Work to do: Count the lines below that include the word "name" and write that number alone.

Records provided:
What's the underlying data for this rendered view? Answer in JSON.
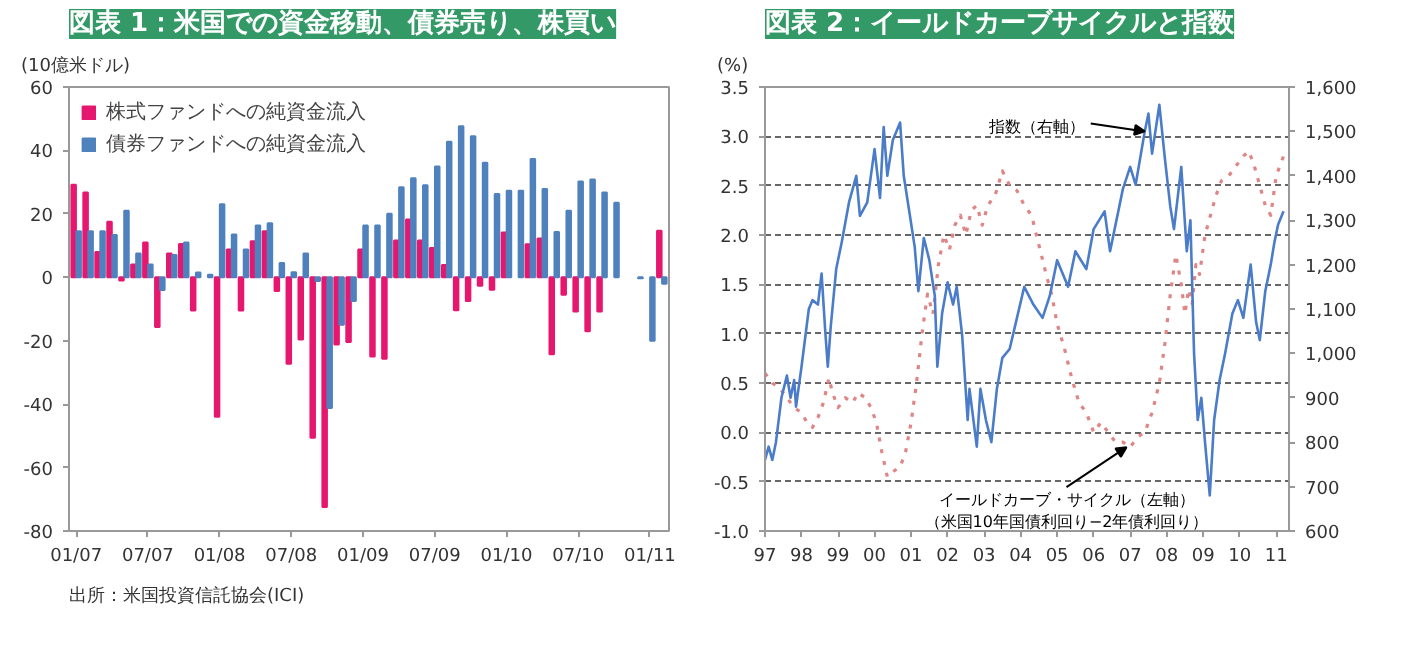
{
  "chart_data": [
    {
      "type": "bar",
      "title": "図表 1：米国での資金移動、債券売り、株買い",
      "ylabel": "(10億米ドル)",
      "categories": [
        "01/07",
        null,
        null,
        null,
        null,
        null,
        "07/07",
        null,
        null,
        null,
        null,
        null,
        "01/08",
        null,
        null,
        null,
        null,
        null,
        "07/08",
        null,
        null,
        null,
        null,
        null,
        "01/09",
        null,
        null,
        null,
        null,
        null,
        "07/09",
        null,
        null,
        null,
        null,
        null,
        "01/10",
        null,
        null,
        null,
        null,
        null,
        "07/10",
        null,
        null,
        null,
        null,
        null,
        "01/11",
        null
      ],
      "series": [
        {
          "name": "株式ファンドへの純資金流入",
          "color": "#e6176f",
          "values": [
            29.2,
            26.7,
            8,
            17.5,
            -1,
            4,
            11,
            -15.7,
            7.5,
            10.5,
            -10.5,
            null,
            -44,
            8.8,
            -10.5,
            11.4,
            14.5,
            -4.3,
            -27.3,
            -19.6,
            -50.6,
            -72.4,
            -21.2,
            -20.4,
            8.8,
            -25,
            -25.7,
            11.6,
            18.2,
            11.6,
            9.2,
            3.9,
            -10.4,
            -7.5,
            -2.7,
            -3.9,
            14.1,
            null,
            10.4,
            12.2,
            -24.3,
            -5.5,
            -10.8,
            -17,
            -10.8,
            null,
            null,
            null,
            null,
            14.7
          ]
        },
        {
          "name": "債券ファンドへの純資金流入",
          "color": "#4f81bd",
          "values": [
            14.5,
            14.5,
            14.5,
            13.3,
            21,
            7.5,
            4,
            -4,
            7,
            11,
            1.5,
            0.8,
            23,
            13.5,
            8.8,
            16.3,
            17,
            4.5,
            1.6,
            7.5,
            -1.2,
            -41.2,
            -15,
            -7.5,
            16.3,
            16.3,
            20,
            28.4,
            31.2,
            29,
            34.9,
            42.7,
            47.6,
            44.5,
            36.1,
            26.3,
            27.3,
            27.3,
            37.3,
            27.8,
            14.3,
            21,
            30.2,
            30.8,
            26.7,
            23.5,
            null,
            -0.3,
            -20,
            -2
          ]
        }
      ],
      "ylim": [
        -80,
        60
      ],
      "yticks": [
        -80,
        -60,
        -40,
        -20,
        0,
        20,
        40,
        60
      ],
      "legend": "top left",
      "annotations": [
        "出所：米国投資信託協会(ICI)"
      ]
    },
    {
      "type": "line",
      "title": "図表 2：イールドカーブサイクルと指数",
      "ylabel": "(%)",
      "xlim": [
        1997,
        2011.35
      ],
      "xticks": [
        {
          "value": 1997,
          "label": "97"
        },
        {
          "value": 1998,
          "label": "98"
        },
        {
          "value": 1999,
          "label": "99"
        },
        {
          "value": 2000,
          "label": "00"
        },
        {
          "value": 2001,
          "label": "01"
        },
        {
          "value": 2002,
          "label": "02"
        },
        {
          "value": 2003,
          "label": "03"
        },
        {
          "value": 2004,
          "label": "04"
        },
        {
          "value": 2005,
          "label": "05"
        },
        {
          "value": 2006,
          "label": "06"
        },
        {
          "value": 2007,
          "label": "07"
        },
        {
          "value": 2008,
          "label": "08"
        },
        {
          "value": 2009,
          "label": "09"
        },
        {
          "value": 2010,
          "label": "10"
        },
        {
          "value": 2011,
          "label": "11"
        }
      ],
      "ylim": [
        -1,
        3.5
      ],
      "yticks": [
        {
          "value": -1,
          "label": "-1.0"
        },
        -0.5,
        {
          "value": 0,
          "label": "0.0"
        },
        0.5,
        {
          "value": 1,
          "label": "1.0"
        },
        1.5,
        {
          "value": 2,
          "label": "2.0"
        },
        2.5,
        {
          "value": 3,
          "label": "3.0"
        },
        3.5
      ],
      "y2lim": [
        600,
        1600
      ],
      "y2ticks": [
        600,
        700,
        800,
        900,
        {
          "value": 1000,
          "label": "1,000"
        },
        {
          "value": 1100,
          "label": "1,100"
        },
        {
          "value": 1200,
          "label": "1,200"
        },
        {
          "value": 1300,
          "label": "1,300"
        },
        {
          "value": 1400,
          "label": "1,400"
        },
        {
          "value": 1500,
          "label": "1,500"
        },
        {
          "value": 1600,
          "label": "1,600"
        }
      ],
      "grid": "y",
      "series": [
        {
          "color": "#e08585",
          "line_style": "dotted",
          "x": [
            1997.0,
            1997.2,
            1997.4,
            1997.6,
            1997.8,
            1998.0,
            1998.15,
            1998.3,
            1998.45,
            1998.6,
            1998.75,
            1998.85,
            1999.0,
            1999.2,
            1999.4,
            1999.55,
            1999.75,
            1999.9,
            2000.05,
            2000.2,
            2000.35,
            2000.5,
            2000.7,
            2000.85,
            2001.0,
            2001.15,
            2001.3,
            2001.45,
            2001.6,
            2001.75,
            2001.9,
            2002.05,
            2002.2,
            2002.35,
            2002.5,
            2002.65,
            2002.8,
            2002.95,
            2003.1,
            2003.3,
            2003.5,
            2003.7,
            2003.9,
            2004.1,
            2004.3,
            2004.5,
            2004.7,
            2004.85,
            2005.0,
            2005.2,
            2005.4,
            2005.6,
            2005.8,
            2006.0,
            2006.2,
            2006.4,
            2006.6,
            2006.8,
            2007.0,
            2007.2,
            2007.4,
            2007.6,
            2007.8,
            2007.95,
            2008.1,
            2008.25,
            2008.4,
            2008.5,
            2008.6,
            2008.7,
            2008.8,
            2008.9,
            2009.05,
            2009.2,
            2009.35,
            2009.5,
            2009.7,
            2009.9,
            2010.1,
            2010.25,
            2010.4,
            2010.55,
            2010.7,
            2010.85,
            2011.0,
            2011.2
          ],
          "values": [
            0.6,
            0.5,
            0.45,
            0.35,
            0.25,
            0.2,
            0.1,
            0.05,
            0.15,
            0.3,
            0.55,
            0.4,
            0.25,
            0.35,
            0.3,
            0.4,
            0.35,
            0.25,
            0.1,
            -0.2,
            -0.45,
            -0.4,
            -0.35,
            -0.2,
            0.1,
            0.5,
            1.0,
            1.4,
            1.2,
            1.7,
            2.0,
            1.85,
            2.1,
            2.2,
            2.0,
            2.25,
            2.3,
            2.1,
            2.3,
            2.4,
            2.65,
            2.5,
            2.45,
            2.3,
            2.2,
            1.9,
            1.6,
            1.4,
            1.1,
            0.85,
            0.55,
            0.3,
            0.2,
            0.0,
            0.1,
            0.0,
            -0.1,
            -0.1,
            -0.15,
            -0.05,
            0.0,
            0.2,
            0.5,
            0.9,
            1.4,
            1.8,
            1.5,
            1.2,
            1.45,
            1.3,
            1.7,
            1.6,
            2.0,
            2.2,
            2.4,
            2.55,
            2.6,
            2.7,
            2.8,
            2.85,
            2.7,
            2.5,
            2.3,
            2.2,
            2.6,
            2.8
          ]
        },
        {
          "color": "#4a7cc9",
          "line_style": "solid",
          "axis": "y2",
          "x": [
            1997.0,
            1997.1,
            1997.2,
            1997.3,
            1997.45,
            1997.6,
            1997.7,
            1997.8,
            1997.85,
            1998.0,
            1998.2,
            1998.3,
            1998.45,
            1998.55,
            1998.65,
            1998.72,
            1998.8,
            1998.95,
            1999.1,
            1999.3,
            1999.5,
            1999.6,
            1999.8,
            2000.0,
            2000.15,
            2000.25,
            2000.35,
            2000.5,
            2000.7,
            2000.8,
            2000.95,
            2001.1,
            2001.2,
            2001.35,
            2001.5,
            2001.65,
            2001.72,
            2001.85,
            2002.0,
            2002.15,
            2002.25,
            2002.4,
            2002.55,
            2002.6,
            2002.8,
            2002.9,
            2003.05,
            2003.2,
            2003.35,
            2003.5,
            2003.7,
            2003.9,
            2004.1,
            2004.35,
            2004.6,
            2004.8,
            2005.0,
            2005.3,
            2005.5,
            2005.8,
            2006.0,
            2006.3,
            2006.45,
            2006.8,
            2007.0,
            2007.15,
            2007.4,
            2007.5,
            2007.6,
            2007.8,
            2007.95,
            2008.1,
            2008.2,
            2008.4,
            2008.55,
            2008.65,
            2008.75,
            2008.85,
            2008.95,
            2009.05,
            2009.18,
            2009.3,
            2009.45,
            2009.6,
            2009.8,
            2009.95,
            2010.1,
            2010.3,
            2010.45,
            2010.55,
            2010.7,
            2010.85,
            2010.95,
            2011.05,
            2011.2
          ],
          "values": [
            760,
            790,
            760,
            800,
            900,
            950,
            900,
            940,
            880,
            970,
            1100,
            1120,
            1110,
            1180,
            1050,
            970,
            1060,
            1190,
            1250,
            1340,
            1400,
            1310,
            1340,
            1460,
            1350,
            1510,
            1400,
            1480,
            1520,
            1400,
            1320,
            1240,
            1140,
            1260,
            1210,
            1130,
            970,
            1090,
            1160,
            1110,
            1150,
            1040,
            850,
            920,
            790,
            920,
            850,
            800,
            920,
            990,
            1010,
            1080,
            1150,
            1110,
            1080,
            1130,
            1210,
            1150,
            1230,
            1190,
            1280,
            1320,
            1230,
            1370,
            1420,
            1380,
            1500,
            1540,
            1450,
            1560,
            1440,
            1330,
            1280,
            1420,
            1230,
            1300,
            1000,
            850,
            900,
            800,
            680,
            850,
            940,
            1000,
            1090,
            1120,
            1080,
            1200,
            1070,
            1030,
            1140,
            1200,
            1250,
            1290,
            1320
          ]
        }
      ],
      "annotations": [
        {
          "text": "指数（右軸）",
          "x": 2007.4,
          "y": 3.05
        },
        {
          "text": "イールドカーブ・サイクル（左軸）",
          "x": 2006.9,
          "y": -0.15
        },
        "（米国10年国債利回り−2年債利回り）"
      ]
    }
  ]
}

Answer for the task: 2